Figure content listings —

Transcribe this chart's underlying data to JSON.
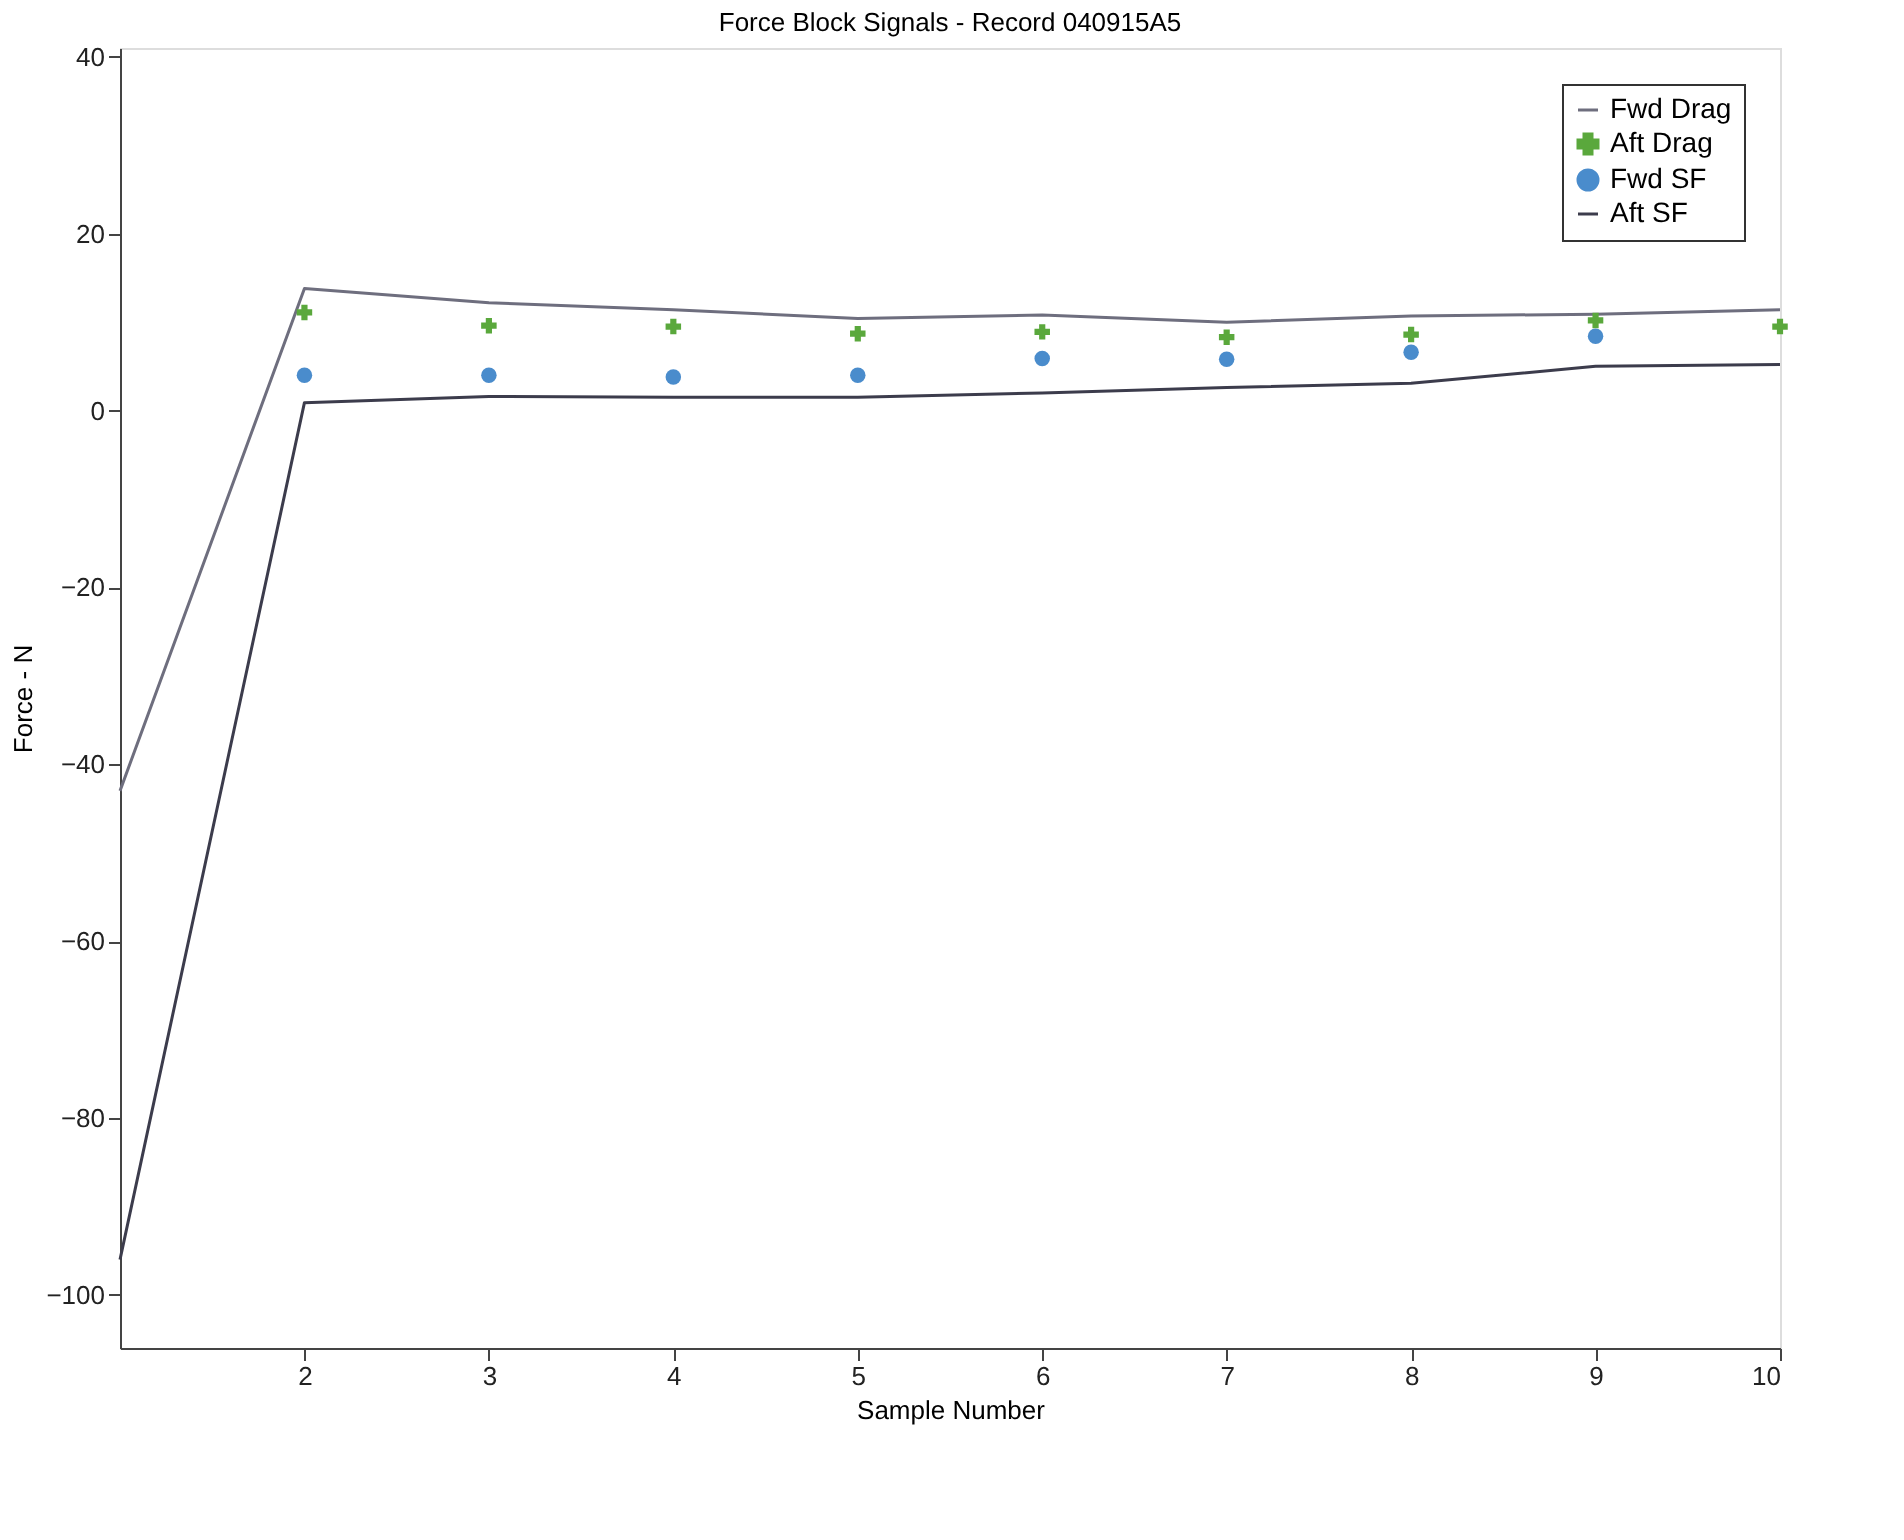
{
  "chart_data": {
    "type": "line",
    "title": "Force Block Signals - Record 040915A5",
    "xlabel": "Sample Number",
    "ylabel": "Force - N",
    "x": [
      1,
      2,
      3,
      4,
      5,
      6,
      7,
      8,
      9,
      10
    ],
    "series": [
      {
        "name": "Fwd Drag",
        "marker": "none",
        "color": "#6e6e7e",
        "values": [
          -43,
          13.8,
          12.2,
          11.4,
          10.4,
          10.8,
          10.0,
          10.7,
          10.9,
          11.4
        ]
      },
      {
        "name": "Aft Drag",
        "type": "scatter",
        "marker": "cross",
        "color": "#5aa83c",
        "values": [
          null,
          11.1,
          9.6,
          9.5,
          8.7,
          8.9,
          8.3,
          8.6,
          10.2,
          9.5
        ]
      },
      {
        "name": "Fwd SF",
        "type": "scatter",
        "marker": "circle",
        "color": "#4a8ccc",
        "values": [
          null,
          4.0,
          4.0,
          3.8,
          4.0,
          5.9,
          5.8,
          6.6,
          8.4,
          null
        ]
      },
      {
        "name": "Aft SF",
        "marker": "none",
        "color": "#3c3c4c",
        "values": [
          -96,
          0.9,
          1.6,
          1.5,
          1.5,
          2.0,
          2.6,
          3.1,
          5.0,
          5.2
        ]
      }
    ],
    "xlim": [
      1,
      10
    ],
    "xticks": [
      2,
      3,
      4,
      5,
      6,
      7,
      8,
      9,
      10
    ],
    "ylim": [
      -106,
      41
    ],
    "yticks": [
      -100,
      -80,
      -60,
      -40,
      -20,
      0,
      20,
      40
    ],
    "grid": false,
    "legend": "top right",
    "line_style": "solid"
  }
}
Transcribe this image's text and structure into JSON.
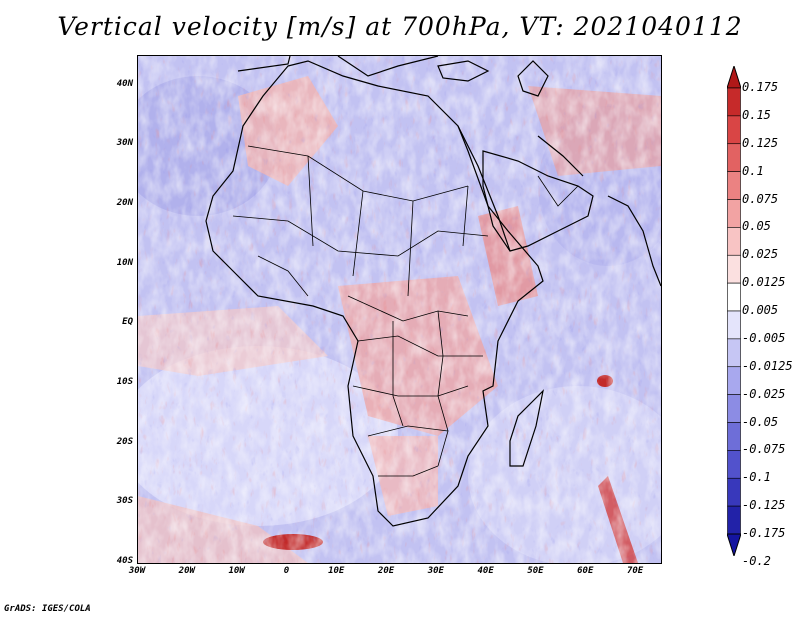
{
  "title": "Vertical velocity [m/s] at 700hPa, VT: 2021040112",
  "credit": "GrADS: IGES/COLA",
  "map": {
    "lon_range": [
      -30,
      75
    ],
    "lat_range": [
      -40,
      45
    ],
    "lat_labels": [
      {
        "lat": 40,
        "text": "40N"
      },
      {
        "lat": 30,
        "text": "30N"
      },
      {
        "lat": 20,
        "text": "20N"
      },
      {
        "lat": 10,
        "text": "10N"
      },
      {
        "lat": 0,
        "text": "EQ"
      },
      {
        "lat": -10,
        "text": "10S"
      },
      {
        "lat": -20,
        "text": "20S"
      },
      {
        "lat": -30,
        "text": "30S"
      },
      {
        "lat": -40,
        "text": "40S"
      }
    ],
    "lon_labels": [
      {
        "lon": -30,
        "text": "30W"
      },
      {
        "lon": -20,
        "text": "20W"
      },
      {
        "lon": -10,
        "text": "10W"
      },
      {
        "lon": 0,
        "text": "0"
      },
      {
        "lon": 10,
        "text": "10E"
      },
      {
        "lon": 20,
        "text": "20E"
      },
      {
        "lon": 30,
        "text": "30E"
      },
      {
        "lon": 40,
        "text": "40E"
      },
      {
        "lon": 50,
        "text": "50E"
      },
      {
        "lon": 60,
        "text": "60E"
      },
      {
        "lon": 70,
        "text": "70E"
      }
    ]
  },
  "colorbar": {
    "labels": [
      "0.175",
      "0.15",
      "0.125",
      "0.1",
      "0.075",
      "0.05",
      "0.025",
      "0.0125",
      "0.005",
      "-0.005",
      "-0.0125",
      "-0.025",
      "-0.05",
      "-0.075",
      "-0.1",
      "-0.125",
      "-0.175",
      "-0.2"
    ],
    "colors": [
      "#b01818",
      "#c62a2a",
      "#d94545",
      "#e26262",
      "#eb8282",
      "#f2a3a3",
      "#f8c4c4",
      "#fbe0e0",
      "#ffffff",
      "#e4e4fb",
      "#c6c6f4",
      "#a8a8ee",
      "#8c8ce4",
      "#6e6ed8",
      "#5252cc",
      "#3838bb",
      "#2222a8",
      "#1414a0"
    ]
  }
}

THE EXERCISE —
Above are the records; reproduce them exactly and leave out the pictures.

FINISHED TASK —
Transcribe this chart's underlying data to JSON.
{
  "chart_data": {
    "type": "line",
    "title": "Force Block Signals - Record 040915A5",
    "xlabel": "Sample Number",
    "ylabel": "Force - N",
    "x": [
      1,
      2,
      3,
      4,
      5,
      6,
      7,
      8,
      9,
      10
    ],
    "series": [
      {
        "name": "Fwd Drag",
        "marker": "none",
        "color": "#6e6e7e",
        "values": [
          -43,
          13.8,
          12.2,
          11.4,
          10.4,
          10.8,
          10.0,
          10.7,
          10.9,
          11.4
        ]
      },
      {
        "name": "Aft Drag",
        "type": "scatter",
        "marker": "cross",
        "color": "#5aa83c",
        "values": [
          null,
          11.1,
          9.6,
          9.5,
          8.7,
          8.9,
          8.3,
          8.6,
          10.2,
          9.5
        ]
      },
      {
        "name": "Fwd SF",
        "type": "scatter",
        "marker": "circle",
        "color": "#4a8ccc",
        "values": [
          null,
          4.0,
          4.0,
          3.8,
          4.0,
          5.9,
          5.8,
          6.6,
          8.4,
          null
        ]
      },
      {
        "name": "Aft SF",
        "marker": "none",
        "color": "#3c3c4c",
        "values": [
          -96,
          0.9,
          1.6,
          1.5,
          1.5,
          2.0,
          2.6,
          3.1,
          5.0,
          5.2
        ]
      }
    ],
    "xlim": [
      1,
      10
    ],
    "xticks": [
      2,
      3,
      4,
      5,
      6,
      7,
      8,
      9,
      10
    ],
    "ylim": [
      -106,
      41
    ],
    "yticks": [
      -100,
      -80,
      -60,
      -40,
      -20,
      0,
      20,
      40
    ],
    "grid": false,
    "legend": "top right",
    "line_style": "solid"
  }
}
Transcribe this image's text and structure into JSON.
{
  "title": "Vertical velocity [m/s] at 700hPa, VT: 2021040112",
  "credit": "GrADS: IGES/COLA",
  "map": {
    "lon_range": [
      -30,
      75
    ],
    "lat_range": [
      -40,
      45
    ],
    "lat_labels": [
      {
        "lat": 40,
        "text": "40N"
      },
      {
        "lat": 30,
        "text": "30N"
      },
      {
        "lat": 20,
        "text": "20N"
      },
      {
        "lat": 10,
        "text": "10N"
      },
      {
        "lat": 0,
        "text": "EQ"
      },
      {
        "lat": -10,
        "text": "10S"
      },
      {
        "lat": -20,
        "text": "20S"
      },
      {
        "lat": -30,
        "text": "30S"
      },
      {
        "lat": -40,
        "text": "40S"
      }
    ],
    "lon_labels": [
      {
        "lon": -30,
        "text": "30W"
      },
      {
        "lon": -20,
        "text": "20W"
      },
      {
        "lon": -10,
        "text": "10W"
      },
      {
        "lon": 0,
        "text": "0"
      },
      {
        "lon": 10,
        "text": "10E"
      },
      {
        "lon": 20,
        "text": "20E"
      },
      {
        "lon": 30,
        "text": "30E"
      },
      {
        "lon": 40,
        "text": "40E"
      },
      {
        "lon": 50,
        "text": "50E"
      },
      {
        "lon": 60,
        "text": "60E"
      },
      {
        "lon": 70,
        "text": "70E"
      }
    ]
  },
  "colorbar": {
    "labels": [
      "0.175",
      "0.15",
      "0.125",
      "0.1",
      "0.075",
      "0.05",
      "0.025",
      "0.0125",
      "0.005",
      "-0.005",
      "-0.0125",
      "-0.025",
      "-0.05",
      "-0.075",
      "-0.1",
      "-0.125",
      "-0.175",
      "-0.2"
    ],
    "colors": [
      "#b01818",
      "#c62a2a",
      "#d94545",
      "#e26262",
      "#eb8282",
      "#f2a3a3",
      "#f8c4c4",
      "#fbe0e0",
      "#ffffff",
      "#e4e4fb",
      "#c6c6f4",
      "#a8a8ee",
      "#8c8ce4",
      "#6e6ed8",
      "#5252cc",
      "#3838bb",
      "#2222a8",
      "#1414a0"
    ]
  }
}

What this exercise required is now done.